» **Written task**: Reproduce the records below exactly as given.

(Excerpt from a dataset)
* begin *

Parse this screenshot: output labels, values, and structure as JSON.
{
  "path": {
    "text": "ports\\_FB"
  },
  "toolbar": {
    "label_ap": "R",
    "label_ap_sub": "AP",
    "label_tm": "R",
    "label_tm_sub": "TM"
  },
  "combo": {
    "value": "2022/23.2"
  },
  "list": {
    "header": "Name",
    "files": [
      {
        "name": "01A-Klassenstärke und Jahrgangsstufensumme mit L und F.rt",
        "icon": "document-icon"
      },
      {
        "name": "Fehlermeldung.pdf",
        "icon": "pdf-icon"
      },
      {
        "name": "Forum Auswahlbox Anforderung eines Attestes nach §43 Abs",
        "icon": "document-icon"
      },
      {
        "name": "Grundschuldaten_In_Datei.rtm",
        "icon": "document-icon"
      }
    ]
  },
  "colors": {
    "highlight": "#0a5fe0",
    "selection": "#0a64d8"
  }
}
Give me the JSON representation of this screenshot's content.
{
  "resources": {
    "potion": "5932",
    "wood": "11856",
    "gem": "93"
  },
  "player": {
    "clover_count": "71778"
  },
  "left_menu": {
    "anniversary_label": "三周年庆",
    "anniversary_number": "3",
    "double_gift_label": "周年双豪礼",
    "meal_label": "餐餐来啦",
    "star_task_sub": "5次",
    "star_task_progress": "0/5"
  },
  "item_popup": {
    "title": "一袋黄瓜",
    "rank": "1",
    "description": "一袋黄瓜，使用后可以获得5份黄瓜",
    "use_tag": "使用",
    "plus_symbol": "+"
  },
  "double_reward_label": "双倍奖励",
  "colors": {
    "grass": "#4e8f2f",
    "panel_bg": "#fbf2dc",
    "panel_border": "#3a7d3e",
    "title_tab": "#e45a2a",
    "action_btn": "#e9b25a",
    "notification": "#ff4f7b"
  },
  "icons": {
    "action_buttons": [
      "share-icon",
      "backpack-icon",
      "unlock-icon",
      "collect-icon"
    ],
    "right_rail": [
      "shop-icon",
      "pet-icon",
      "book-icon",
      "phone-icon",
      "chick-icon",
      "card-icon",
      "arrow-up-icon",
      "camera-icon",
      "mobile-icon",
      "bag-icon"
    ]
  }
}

* end *

» **Full response**:
Parse this screenshot: output labels, values, and structure as JSON.
{
  "path": {
    "text": "ports\\_FB"
  },
  "toolbar": {
    "label_ap": "R",
    "label_ap_sub": "AP",
    "label_tm": "R",
    "label_tm_sub": "TM"
  },
  "combo": {
    "value": "2022/23.2"
  },
  "list": {
    "header": "Name",
    "files": [
      {
        "name": "01A-Klassenstärke und Jahrgangsstufensumme mit L und F.rt",
        "icon": "document-icon"
      },
      {
        "name": "Fehlermeldung.pdf",
        "icon": "pdf-icon"
      },
      {
        "name": "Forum Auswahlbox Anforderung eines Attestes nach §43 Abs",
        "icon": "document-icon"
      },
      {
        "name": "Grundschuldaten_In_Datei.rtm",
        "icon": "document-icon"
      }
    ]
  },
  "colors": {
    "highlight": "#0a5fe0",
    "selection": "#0a64d8"
  }
}
Give me the JSON representation of this screenshot's content.
{
  "resources": {
    "potion": "5932",
    "wood": "11856",
    "gem": "93"
  },
  "player": {
    "clover_count": "71778"
  },
  "left_menu": {
    "anniversary_label": "三周年庆",
    "anniversary_number": "3",
    "double_gift_label": "周年双豪礼",
    "meal_label": "餐餐来啦",
    "star_task_sub": "5次",
    "star_task_progress": "0/5"
  },
  "item_popup": {
    "title": "一袋黄瓜",
    "rank": "1",
    "description": "一袋黄瓜，使用后可以获得5份黄瓜",
    "use_tag": "使用",
    "plus_symbol": "+"
  },
  "double_reward_label": "双倍奖励",
  "colors": {
    "grass": "#4e8f2f",
    "panel_bg": "#fbf2dc",
    "panel_border": "#3a7d3e",
    "title_tab": "#e45a2a",
    "action_btn": "#e9b25a",
    "notification": "#ff4f7b"
  },
  "icons": {
    "action_buttons": [
      "share-icon",
      "backpack-icon",
      "unlock-icon",
      "collect-icon"
    ],
    "right_rail": [
      "shop-icon",
      "pet-icon",
      "book-icon",
      "phone-icon",
      "chick-icon",
      "card-icon",
      "arrow-up-icon",
      "camera-icon",
      "mobile-icon",
      "bag-icon"
    ]
  }
}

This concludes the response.